(Dataset listings of figures)

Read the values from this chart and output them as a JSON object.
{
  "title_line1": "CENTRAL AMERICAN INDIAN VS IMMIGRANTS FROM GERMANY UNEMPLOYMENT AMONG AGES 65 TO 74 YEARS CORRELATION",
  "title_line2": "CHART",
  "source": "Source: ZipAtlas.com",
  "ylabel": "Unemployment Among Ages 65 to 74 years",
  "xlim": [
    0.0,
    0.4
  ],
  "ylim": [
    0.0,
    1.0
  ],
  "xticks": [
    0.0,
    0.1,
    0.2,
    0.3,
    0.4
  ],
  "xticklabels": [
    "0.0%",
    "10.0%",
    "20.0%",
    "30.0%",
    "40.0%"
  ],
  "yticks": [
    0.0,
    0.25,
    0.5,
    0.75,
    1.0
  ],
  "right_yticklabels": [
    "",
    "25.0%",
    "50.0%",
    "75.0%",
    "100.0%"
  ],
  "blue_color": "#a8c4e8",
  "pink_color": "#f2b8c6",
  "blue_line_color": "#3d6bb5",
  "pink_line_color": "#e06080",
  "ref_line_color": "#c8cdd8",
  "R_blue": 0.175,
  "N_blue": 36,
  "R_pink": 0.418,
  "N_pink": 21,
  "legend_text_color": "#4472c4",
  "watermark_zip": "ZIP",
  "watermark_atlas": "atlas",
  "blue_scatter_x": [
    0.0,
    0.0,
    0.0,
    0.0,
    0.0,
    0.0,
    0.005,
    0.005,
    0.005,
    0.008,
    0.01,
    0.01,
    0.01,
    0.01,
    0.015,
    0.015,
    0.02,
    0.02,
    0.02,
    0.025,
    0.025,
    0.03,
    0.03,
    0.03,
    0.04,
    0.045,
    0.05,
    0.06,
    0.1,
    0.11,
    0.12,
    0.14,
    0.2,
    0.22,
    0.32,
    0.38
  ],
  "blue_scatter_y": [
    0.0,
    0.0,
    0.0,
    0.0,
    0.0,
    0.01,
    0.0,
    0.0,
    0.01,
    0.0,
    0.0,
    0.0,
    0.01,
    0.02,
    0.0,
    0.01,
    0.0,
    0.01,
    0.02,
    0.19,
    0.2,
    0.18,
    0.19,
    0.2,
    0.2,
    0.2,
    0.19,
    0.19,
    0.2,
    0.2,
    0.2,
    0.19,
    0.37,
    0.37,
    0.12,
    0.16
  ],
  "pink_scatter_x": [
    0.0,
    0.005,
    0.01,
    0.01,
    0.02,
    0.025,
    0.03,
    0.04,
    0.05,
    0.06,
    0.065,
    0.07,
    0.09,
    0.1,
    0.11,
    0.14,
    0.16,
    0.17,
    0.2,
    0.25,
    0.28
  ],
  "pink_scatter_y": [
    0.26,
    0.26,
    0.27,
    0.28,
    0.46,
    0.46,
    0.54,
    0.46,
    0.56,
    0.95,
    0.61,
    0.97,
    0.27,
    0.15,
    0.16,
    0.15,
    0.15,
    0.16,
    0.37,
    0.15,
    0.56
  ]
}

Work to be completed:
Reproduce each entry from the records above, character for character.

Complete output:
Read the values from this chart and output them as a JSON object.
{
  "title_line1": "CENTRAL AMERICAN INDIAN VS IMMIGRANTS FROM GERMANY UNEMPLOYMENT AMONG AGES 65 TO 74 YEARS CORRELATION",
  "title_line2": "CHART",
  "source": "Source: ZipAtlas.com",
  "ylabel": "Unemployment Among Ages 65 to 74 years",
  "xlim": [
    0.0,
    0.4
  ],
  "ylim": [
    0.0,
    1.0
  ],
  "xticks": [
    0.0,
    0.1,
    0.2,
    0.3,
    0.4
  ],
  "xticklabels": [
    "0.0%",
    "10.0%",
    "20.0%",
    "30.0%",
    "40.0%"
  ],
  "yticks": [
    0.0,
    0.25,
    0.5,
    0.75,
    1.0
  ],
  "right_yticklabels": [
    "",
    "25.0%",
    "50.0%",
    "75.0%",
    "100.0%"
  ],
  "blue_color": "#a8c4e8",
  "pink_color": "#f2b8c6",
  "blue_line_color": "#3d6bb5",
  "pink_line_color": "#e06080",
  "ref_line_color": "#c8cdd8",
  "R_blue": 0.175,
  "N_blue": 36,
  "R_pink": 0.418,
  "N_pink": 21,
  "legend_text_color": "#4472c4",
  "watermark_zip": "ZIP",
  "watermark_atlas": "atlas",
  "blue_scatter_x": [
    0.0,
    0.0,
    0.0,
    0.0,
    0.0,
    0.0,
    0.005,
    0.005,
    0.005,
    0.008,
    0.01,
    0.01,
    0.01,
    0.01,
    0.015,
    0.015,
    0.02,
    0.02,
    0.02,
    0.025,
    0.025,
    0.03,
    0.03,
    0.03,
    0.04,
    0.045,
    0.05,
    0.06,
    0.1,
    0.11,
    0.12,
    0.14,
    0.2,
    0.22,
    0.32,
    0.38
  ],
  "blue_scatter_y": [
    0.0,
    0.0,
    0.0,
    0.0,
    0.0,
    0.01,
    0.0,
    0.0,
    0.01,
    0.0,
    0.0,
    0.0,
    0.01,
    0.02,
    0.0,
    0.01,
    0.0,
    0.01,
    0.02,
    0.19,
    0.2,
    0.18,
    0.19,
    0.2,
    0.2,
    0.2,
    0.19,
    0.19,
    0.2,
    0.2,
    0.2,
    0.19,
    0.37,
    0.37,
    0.12,
    0.16
  ],
  "pink_scatter_x": [
    0.0,
    0.005,
    0.01,
    0.01,
    0.02,
    0.025,
    0.03,
    0.04,
    0.05,
    0.06,
    0.065,
    0.07,
    0.09,
    0.1,
    0.11,
    0.14,
    0.16,
    0.17,
    0.2,
    0.25,
    0.28
  ],
  "pink_scatter_y": [
    0.26,
    0.26,
    0.27,
    0.28,
    0.46,
    0.46,
    0.54,
    0.46,
    0.56,
    0.95,
    0.61,
    0.97,
    0.27,
    0.15,
    0.16,
    0.15,
    0.15,
    0.16,
    0.37,
    0.15,
    0.56
  ]
}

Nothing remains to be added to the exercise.